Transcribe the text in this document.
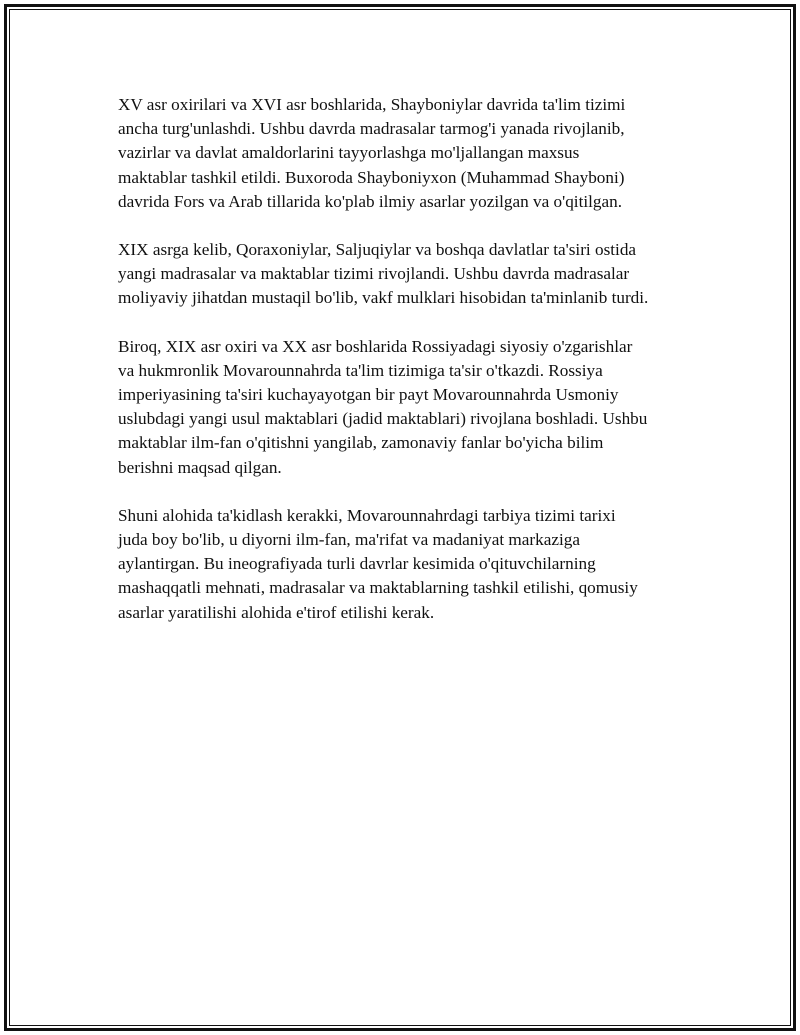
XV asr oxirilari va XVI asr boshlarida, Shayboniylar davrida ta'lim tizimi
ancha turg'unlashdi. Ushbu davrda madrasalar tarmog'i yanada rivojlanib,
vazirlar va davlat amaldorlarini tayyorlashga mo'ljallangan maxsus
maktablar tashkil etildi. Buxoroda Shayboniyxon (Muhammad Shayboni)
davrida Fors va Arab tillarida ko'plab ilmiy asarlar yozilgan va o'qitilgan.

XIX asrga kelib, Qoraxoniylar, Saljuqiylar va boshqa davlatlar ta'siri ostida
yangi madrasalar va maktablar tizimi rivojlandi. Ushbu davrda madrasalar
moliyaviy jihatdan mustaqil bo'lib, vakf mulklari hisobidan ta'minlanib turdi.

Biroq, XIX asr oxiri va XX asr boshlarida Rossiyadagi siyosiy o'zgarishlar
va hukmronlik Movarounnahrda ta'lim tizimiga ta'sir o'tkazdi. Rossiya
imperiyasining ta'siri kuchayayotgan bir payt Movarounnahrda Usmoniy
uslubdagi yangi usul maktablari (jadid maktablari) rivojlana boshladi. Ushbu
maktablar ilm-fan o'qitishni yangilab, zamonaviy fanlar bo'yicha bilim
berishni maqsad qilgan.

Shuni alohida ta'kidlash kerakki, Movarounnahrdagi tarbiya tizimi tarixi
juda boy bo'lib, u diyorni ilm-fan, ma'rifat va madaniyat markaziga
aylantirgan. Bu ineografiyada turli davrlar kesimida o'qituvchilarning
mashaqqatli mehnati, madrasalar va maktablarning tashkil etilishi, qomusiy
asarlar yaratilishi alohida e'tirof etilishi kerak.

┄┄┄┄┄┄

Task instructions:
Return each line of the data, keeping its wording exact and omitting pictures.

Complete answer:
Transcribe the text in this document.
XV asr oxirilari va XVI asr boshlarida, Shayboniylar davrida ta'lim tizimi
ancha turg'unlashdi. Ushbu davrda madrasalar tarmog'i yanada rivojlanib,
vazirlar va davlat amaldorlarini tayyorlashga mo'ljallangan maxsus
maktablar tashkil etildi. Buxoroda Shayboniyxon (Muhammad Shayboni)
davrida Fors va Arab tillarida ko'plab ilmiy asarlar yozilgan va o'qitilgan.

XIX asrga kelib, Qoraxoniylar, Saljuqiylar va boshqa davlatlar ta'siri ostida
yangi madrasalar va maktablar tizimi rivojlandi. Ushbu davrda madrasalar
moliyaviy jihatdan mustaqil bo'lib, vakf mulklari hisobidan ta'minlanib turdi.

Biroq, XIX asr oxiri va XX asr boshlarida Rossiyadagi siyosiy o'zgarishlar
va hukmronlik Movarounnahrda ta'lim tizimiga ta'sir o'tkazdi. Rossiya
imperiyasining ta'siri kuchayayotgan bir payt Movarounnahrda Usmoniy
uslubdagi yangi usul maktablari (jadid maktablari) rivojlana boshladi. Ushbu
maktablar ilm-fan o'qitishni yangilab, zamonaviy fanlar bo'yicha bilim
berishni maqsad qilgan.

Shuni alohida ta'kidlash kerakki, Movarounnahrdagi tarbiya tizimi tarixi
juda boy bo'lib, u diyorni ilm-fan, ma'rifat va madaniyat markaziga
aylantirgan. Bu ineografiyada turli davrlar kesimida o'qituvchilarning
mashaqqatli mehnati, madrasalar va maktablarning tashkil etilishi, qomusiy
asarlar yaratilishi alohida e'tirof etilishi kerak.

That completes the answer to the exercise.